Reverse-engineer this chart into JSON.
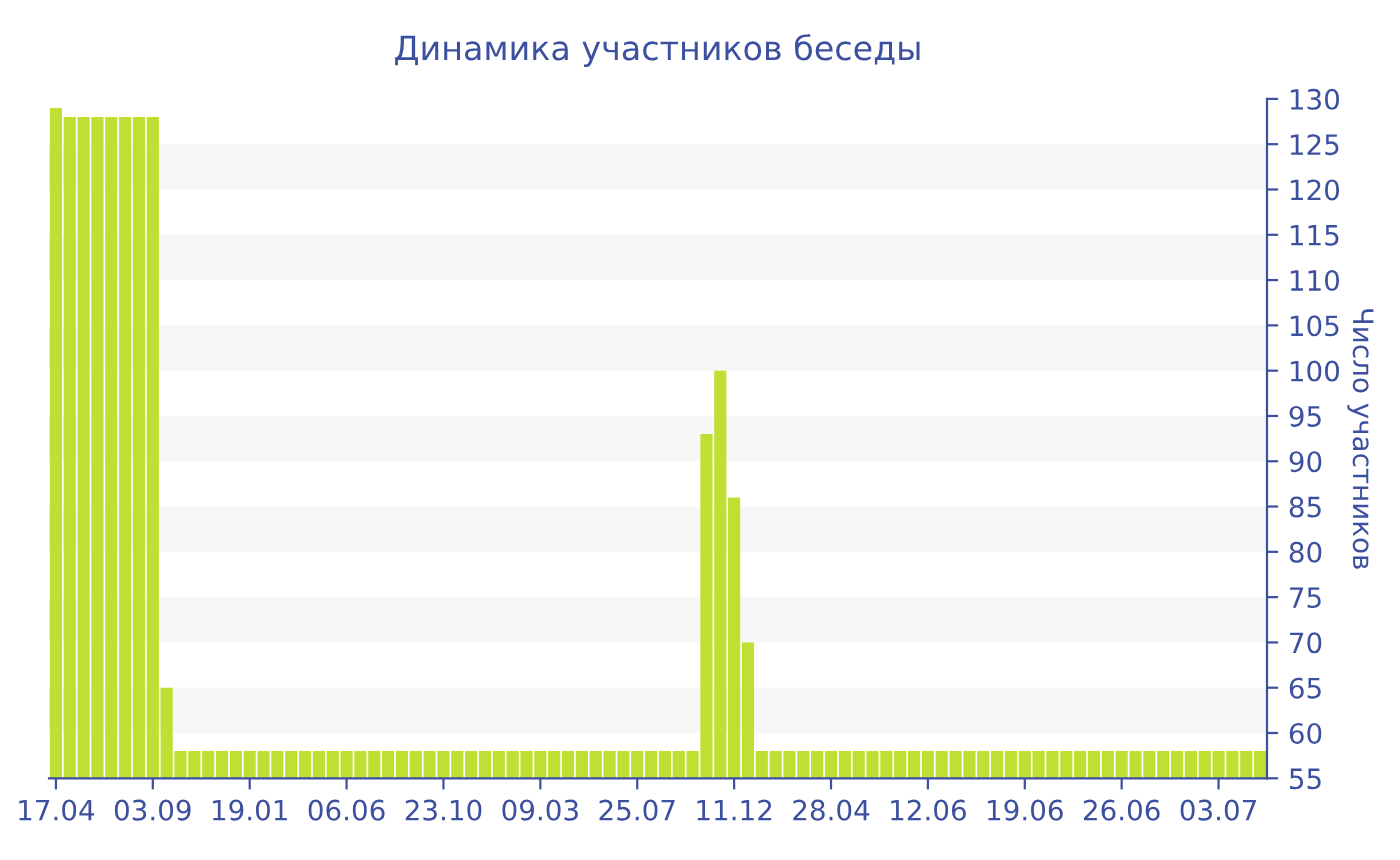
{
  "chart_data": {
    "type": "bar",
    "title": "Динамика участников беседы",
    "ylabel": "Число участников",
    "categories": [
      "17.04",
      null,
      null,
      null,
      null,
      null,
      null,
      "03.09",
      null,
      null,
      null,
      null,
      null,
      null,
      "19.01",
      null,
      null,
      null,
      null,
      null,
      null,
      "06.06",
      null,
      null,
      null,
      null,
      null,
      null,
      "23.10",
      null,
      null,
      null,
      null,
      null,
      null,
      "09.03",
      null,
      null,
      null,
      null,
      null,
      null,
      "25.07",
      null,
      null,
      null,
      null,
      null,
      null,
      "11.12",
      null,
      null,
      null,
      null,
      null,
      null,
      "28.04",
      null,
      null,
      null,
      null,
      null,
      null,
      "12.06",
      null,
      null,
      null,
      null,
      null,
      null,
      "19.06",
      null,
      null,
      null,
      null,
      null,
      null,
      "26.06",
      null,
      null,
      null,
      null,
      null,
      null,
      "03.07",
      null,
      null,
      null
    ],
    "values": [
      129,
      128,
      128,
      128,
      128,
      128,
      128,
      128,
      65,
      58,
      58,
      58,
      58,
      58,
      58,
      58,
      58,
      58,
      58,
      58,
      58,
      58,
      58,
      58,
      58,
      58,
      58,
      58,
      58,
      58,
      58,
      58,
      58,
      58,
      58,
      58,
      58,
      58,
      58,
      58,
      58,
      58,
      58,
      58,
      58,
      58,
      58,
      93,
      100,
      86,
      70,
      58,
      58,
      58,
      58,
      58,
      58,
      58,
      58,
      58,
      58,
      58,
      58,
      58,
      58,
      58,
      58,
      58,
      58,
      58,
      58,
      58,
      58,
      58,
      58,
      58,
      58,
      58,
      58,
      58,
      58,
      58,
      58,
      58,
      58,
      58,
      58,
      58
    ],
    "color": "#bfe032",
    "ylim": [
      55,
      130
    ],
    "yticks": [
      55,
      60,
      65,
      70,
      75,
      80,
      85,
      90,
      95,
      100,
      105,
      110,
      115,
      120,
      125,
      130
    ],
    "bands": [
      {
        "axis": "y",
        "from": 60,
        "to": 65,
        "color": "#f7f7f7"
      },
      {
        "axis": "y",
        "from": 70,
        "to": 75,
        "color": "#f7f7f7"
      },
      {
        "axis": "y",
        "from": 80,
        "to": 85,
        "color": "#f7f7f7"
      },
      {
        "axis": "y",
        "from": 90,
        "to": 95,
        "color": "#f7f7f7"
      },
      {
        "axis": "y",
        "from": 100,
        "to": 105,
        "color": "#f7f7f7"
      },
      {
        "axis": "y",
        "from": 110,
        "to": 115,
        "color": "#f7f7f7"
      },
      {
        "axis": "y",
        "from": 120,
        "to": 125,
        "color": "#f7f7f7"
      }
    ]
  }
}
- - -
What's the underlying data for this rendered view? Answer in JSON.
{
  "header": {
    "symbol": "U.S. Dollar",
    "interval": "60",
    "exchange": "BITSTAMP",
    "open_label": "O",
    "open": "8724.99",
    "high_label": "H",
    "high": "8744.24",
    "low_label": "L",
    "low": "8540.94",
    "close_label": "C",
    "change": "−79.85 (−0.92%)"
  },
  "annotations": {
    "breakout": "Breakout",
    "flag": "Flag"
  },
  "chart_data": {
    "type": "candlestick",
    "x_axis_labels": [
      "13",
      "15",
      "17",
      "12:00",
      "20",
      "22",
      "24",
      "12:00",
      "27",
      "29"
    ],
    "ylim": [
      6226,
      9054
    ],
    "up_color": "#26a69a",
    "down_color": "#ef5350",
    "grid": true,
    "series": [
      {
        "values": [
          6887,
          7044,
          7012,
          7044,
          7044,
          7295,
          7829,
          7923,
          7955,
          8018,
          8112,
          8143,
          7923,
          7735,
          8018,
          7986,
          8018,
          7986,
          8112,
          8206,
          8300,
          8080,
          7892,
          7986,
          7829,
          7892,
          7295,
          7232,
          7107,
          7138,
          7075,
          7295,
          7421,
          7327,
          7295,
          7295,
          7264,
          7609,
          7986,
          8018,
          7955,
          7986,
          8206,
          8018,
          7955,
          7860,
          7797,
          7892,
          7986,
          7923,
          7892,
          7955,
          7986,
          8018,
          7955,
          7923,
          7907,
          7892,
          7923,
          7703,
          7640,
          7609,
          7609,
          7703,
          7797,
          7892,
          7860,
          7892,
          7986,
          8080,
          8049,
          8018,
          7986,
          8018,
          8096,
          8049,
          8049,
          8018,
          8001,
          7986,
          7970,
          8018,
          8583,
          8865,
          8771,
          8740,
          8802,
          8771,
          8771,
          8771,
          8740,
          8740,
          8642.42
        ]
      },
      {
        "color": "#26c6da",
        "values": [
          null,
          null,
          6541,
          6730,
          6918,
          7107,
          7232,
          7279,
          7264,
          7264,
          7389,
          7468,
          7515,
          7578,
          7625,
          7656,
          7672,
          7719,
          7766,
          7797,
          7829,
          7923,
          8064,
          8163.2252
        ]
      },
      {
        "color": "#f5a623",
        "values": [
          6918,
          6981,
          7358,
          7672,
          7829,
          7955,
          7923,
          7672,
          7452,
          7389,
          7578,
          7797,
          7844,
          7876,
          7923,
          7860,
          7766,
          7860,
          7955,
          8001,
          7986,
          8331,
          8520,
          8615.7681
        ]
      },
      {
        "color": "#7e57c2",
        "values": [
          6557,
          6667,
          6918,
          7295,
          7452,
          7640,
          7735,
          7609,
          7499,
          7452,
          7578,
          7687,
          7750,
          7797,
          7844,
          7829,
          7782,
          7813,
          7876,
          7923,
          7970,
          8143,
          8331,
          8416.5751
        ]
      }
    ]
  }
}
- - -
STATED EXERCISE: How many lines in the records hold the string "from"? Reply with the number alone.

ANSWER IN FULL: 7